__SELECTED PASSAGE__:
****************

Aside from that, I have a story similar to joe_bleau's (and probably many
other people). The company I work for buys them in bulk, branded with our
company logos and containing promo material. They fail fairly regularly - good
enough to get the material to clients, but not good for use after that!
Terrible - but it's worth bearing in mind that they're the cheapest the
marketing guys could find.

On the positive side I have a Kingston DataTraveler that I think I've had for
4 years, maybe 3. It is used all day, every day and hasn't missed a beat. I've
recommended them to family and never heard of any problems.

The important thing to take from this is that if you buy quality, failures are
rare - but try to never have only one copy of important data!

------
rdw20101009
I recently bought a 16GB Corsair Padlock2 secure memory stick, and the first
unit was DOA. I did a RMA, and the replacement has been fine. I think that the
first got damaged during shipping.

I had also bought a 4GB PNY memory stick a few months ago that would corrupt
data. I detected it because I was PGP-encrypting the contents, but the
signature would not verify upon copying to another machine. I tried several
times, then reformatted several times, then tried a few more times before
returning the stick for a replacement (in-store return this time).

I have had about a dozen sticks otherwise that seem to work perfectly, but I
don't really trust them. I also use Dropbox (love, love, love it), several
external USB drives, and a NAS for backups.

------
lukesandberg
I was doing some low level tech support for an on campus group during college.
I set up a simple samba network share for everyone to trade documents on and
then set up a really simple backup system. (daily diffs burned to cd, weekly
full copies on an external moved off site).

However I couldn't convince one of the departments to use it. Their manager
insisted that it was insecure (since i, as admin, would have access to their
data). so instead they traded data back and forth on 2 flash drives.

Needless to say, one day they lost a ton of work on one of the drives and i
was told to recover the data....

i don't do tech support anymore...

------
ax0n
Plenty of them. One startup I worked at had hundreds of cluster machines
booting from USB drives. I'd say one or two failed every month. They were
Kingston brand, too. But they got a lot of use (read and write) and there were
literally hundreds of them going at a time.

It goes without saying: back up your data. Never trust your data to be stored
in just one location.

Mode of failure varied, but it usually manifested itself in the form of a
corrupt filesystem. A few wouldn't even show up as a device when plugged in.

------
stackprotector
I've been working on a full-time project to develop content for Linux LiveUSB
keys.

We've seen dramatic differences between keys. The same image written to 2
different keys can produce hugely different results. My 16GB Sandisk key from
Best Buy works without any problems. The cheap no-name key we acquired from a
supplier has intermittent failures.

****************

__RECORDS TO PROCESS__:
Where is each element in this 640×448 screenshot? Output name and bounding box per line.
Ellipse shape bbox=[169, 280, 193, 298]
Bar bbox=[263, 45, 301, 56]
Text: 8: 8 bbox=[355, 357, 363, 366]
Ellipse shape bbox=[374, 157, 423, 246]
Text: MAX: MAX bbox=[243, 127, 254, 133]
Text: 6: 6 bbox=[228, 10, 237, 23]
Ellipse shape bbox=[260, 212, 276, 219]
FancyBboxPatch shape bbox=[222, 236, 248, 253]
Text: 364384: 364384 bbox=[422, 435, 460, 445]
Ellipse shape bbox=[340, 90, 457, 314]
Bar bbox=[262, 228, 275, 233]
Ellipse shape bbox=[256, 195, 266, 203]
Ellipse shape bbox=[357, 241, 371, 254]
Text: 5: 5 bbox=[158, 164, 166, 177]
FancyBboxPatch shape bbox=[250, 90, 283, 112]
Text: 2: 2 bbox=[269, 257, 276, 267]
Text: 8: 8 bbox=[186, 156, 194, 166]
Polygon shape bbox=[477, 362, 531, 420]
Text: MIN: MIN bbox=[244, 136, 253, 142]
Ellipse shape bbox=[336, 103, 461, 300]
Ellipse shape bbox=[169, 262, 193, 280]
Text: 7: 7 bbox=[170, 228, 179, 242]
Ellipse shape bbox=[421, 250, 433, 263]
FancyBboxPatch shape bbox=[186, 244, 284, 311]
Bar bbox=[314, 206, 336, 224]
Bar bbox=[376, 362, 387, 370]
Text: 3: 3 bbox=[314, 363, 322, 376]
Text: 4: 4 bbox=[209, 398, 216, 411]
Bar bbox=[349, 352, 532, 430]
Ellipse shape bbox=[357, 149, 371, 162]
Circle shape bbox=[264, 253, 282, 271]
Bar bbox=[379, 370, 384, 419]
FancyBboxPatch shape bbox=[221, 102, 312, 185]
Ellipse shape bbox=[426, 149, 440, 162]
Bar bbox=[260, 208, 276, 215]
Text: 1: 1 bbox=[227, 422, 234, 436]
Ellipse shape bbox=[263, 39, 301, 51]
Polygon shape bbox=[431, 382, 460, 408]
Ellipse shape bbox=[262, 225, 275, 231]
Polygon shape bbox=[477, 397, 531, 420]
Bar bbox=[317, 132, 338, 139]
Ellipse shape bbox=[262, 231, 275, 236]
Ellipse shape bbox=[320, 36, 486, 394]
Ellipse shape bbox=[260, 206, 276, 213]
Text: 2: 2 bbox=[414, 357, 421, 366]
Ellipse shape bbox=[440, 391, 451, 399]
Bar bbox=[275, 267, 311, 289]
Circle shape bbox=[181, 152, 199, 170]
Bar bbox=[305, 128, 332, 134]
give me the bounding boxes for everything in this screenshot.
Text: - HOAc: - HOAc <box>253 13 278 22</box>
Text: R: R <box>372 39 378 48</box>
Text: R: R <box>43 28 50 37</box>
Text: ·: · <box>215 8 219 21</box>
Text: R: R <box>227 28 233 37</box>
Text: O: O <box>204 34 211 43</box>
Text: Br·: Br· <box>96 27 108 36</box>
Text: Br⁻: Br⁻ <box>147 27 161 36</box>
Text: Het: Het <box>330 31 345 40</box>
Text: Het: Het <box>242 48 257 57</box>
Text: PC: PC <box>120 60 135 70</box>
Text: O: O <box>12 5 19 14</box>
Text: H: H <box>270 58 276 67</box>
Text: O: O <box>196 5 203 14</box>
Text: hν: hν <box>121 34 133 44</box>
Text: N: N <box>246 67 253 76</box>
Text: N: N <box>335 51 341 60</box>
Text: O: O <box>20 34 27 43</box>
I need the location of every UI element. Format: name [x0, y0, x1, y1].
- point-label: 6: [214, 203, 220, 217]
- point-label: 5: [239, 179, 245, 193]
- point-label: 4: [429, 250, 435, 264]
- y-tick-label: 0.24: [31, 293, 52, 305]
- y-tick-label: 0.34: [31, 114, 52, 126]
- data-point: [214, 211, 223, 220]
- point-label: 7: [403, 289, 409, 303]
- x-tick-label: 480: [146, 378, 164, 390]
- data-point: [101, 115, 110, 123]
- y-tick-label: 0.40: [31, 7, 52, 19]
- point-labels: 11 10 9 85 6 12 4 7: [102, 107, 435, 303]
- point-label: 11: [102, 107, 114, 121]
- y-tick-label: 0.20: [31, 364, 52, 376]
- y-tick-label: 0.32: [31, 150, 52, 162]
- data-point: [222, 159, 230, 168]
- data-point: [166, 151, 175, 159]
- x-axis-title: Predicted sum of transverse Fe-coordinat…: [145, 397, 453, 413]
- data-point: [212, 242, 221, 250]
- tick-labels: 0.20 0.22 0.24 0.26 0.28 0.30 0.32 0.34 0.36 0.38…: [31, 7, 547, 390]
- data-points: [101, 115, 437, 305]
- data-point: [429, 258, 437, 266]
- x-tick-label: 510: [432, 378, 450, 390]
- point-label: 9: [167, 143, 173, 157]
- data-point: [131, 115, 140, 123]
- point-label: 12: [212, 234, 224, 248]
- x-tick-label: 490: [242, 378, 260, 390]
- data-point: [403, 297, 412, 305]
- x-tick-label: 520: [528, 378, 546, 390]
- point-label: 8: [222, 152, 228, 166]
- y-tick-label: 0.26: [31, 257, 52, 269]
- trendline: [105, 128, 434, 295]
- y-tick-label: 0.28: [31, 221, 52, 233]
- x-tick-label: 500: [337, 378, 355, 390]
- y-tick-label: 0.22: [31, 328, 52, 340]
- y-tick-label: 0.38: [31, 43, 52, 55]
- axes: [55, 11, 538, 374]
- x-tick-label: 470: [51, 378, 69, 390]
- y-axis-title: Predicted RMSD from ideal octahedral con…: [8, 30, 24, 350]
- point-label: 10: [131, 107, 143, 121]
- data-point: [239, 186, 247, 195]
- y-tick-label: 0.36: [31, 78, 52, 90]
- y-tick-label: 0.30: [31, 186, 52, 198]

****************

__WRITTEN TASK 1__: Locate each line in the listing that contains the string "bounding", with case counting, and copy those lines.
__WRITTEN TASK 2__: Continue the forum thread about USB flash drive failures, picking up after its final sentence.

__WRITTEN ANSWER 1__:
Where is each element in this 640×448 screenshot? Output name and bounding box per line.
give me the bounding boxes for everything in this screenshot.

__WRITTEN ANSWER 2__:
The problem appears to be with the controller in the key and not the flash
memory. We were originally concerned that the wear-leveling was causing "fixed
files" to migrate data between pages when writing new files to other areas of
the filesystem.

So, we used the badblocks utility to write patterns to the key to exercise the
flash memory and give the controller a chance to detect any bad pages. Then
after we wrote the LiveUSB image we verified it against the original, and it
passed.

However, after running badblocks, when doing lots of random, continuous writes
we frequently see invalid data returning from the key. We assume that this is
a race condition in the USB-to-flash-memory controller in the key.

The end result is that you get what you pay for. You may get away with using a
cheap key, but you shouldn't trust it for all situations. A more expensive key
will likely have better tested hardware that is less likely to fail when you
need it most.

------
AdamTReineke
I've had two fail on me over the years. One is a 1GB stick that only shows
some weird size that reformatting won't even fix, and the other was a 2GB that
completely died. After finding Dropbox though, I no longer carry a flash drive
unless I'm giving a presentation and want a backup in case the internet is
down.

------
Murkin
We had dozens fail.

Than again, I worked on developing embedded USB stacks. Those guys suffered
quite a workload (but nothing astronomical).

Mainly: Random data corruption (~90%) Electrical failure - not responding to
reset or power-on (~10%)

------
IslandCastaway
I still have and use my first $49 256mb sandisk. Never had any issues. I now
use a 8g U3 sandisk daily for 100% of my tasks. I live on portable apps.

The closest thing to an issue is I have noticed the total storage size has
decreased a tiny bit, but this is supposed to be normal. After all with my
email client alone I am doing 1000's of overrights and stuff.

Another thing is to always remember to eject the device properly. I have had
corruption of files that way, but never any damage to the drive. I backup
weekly.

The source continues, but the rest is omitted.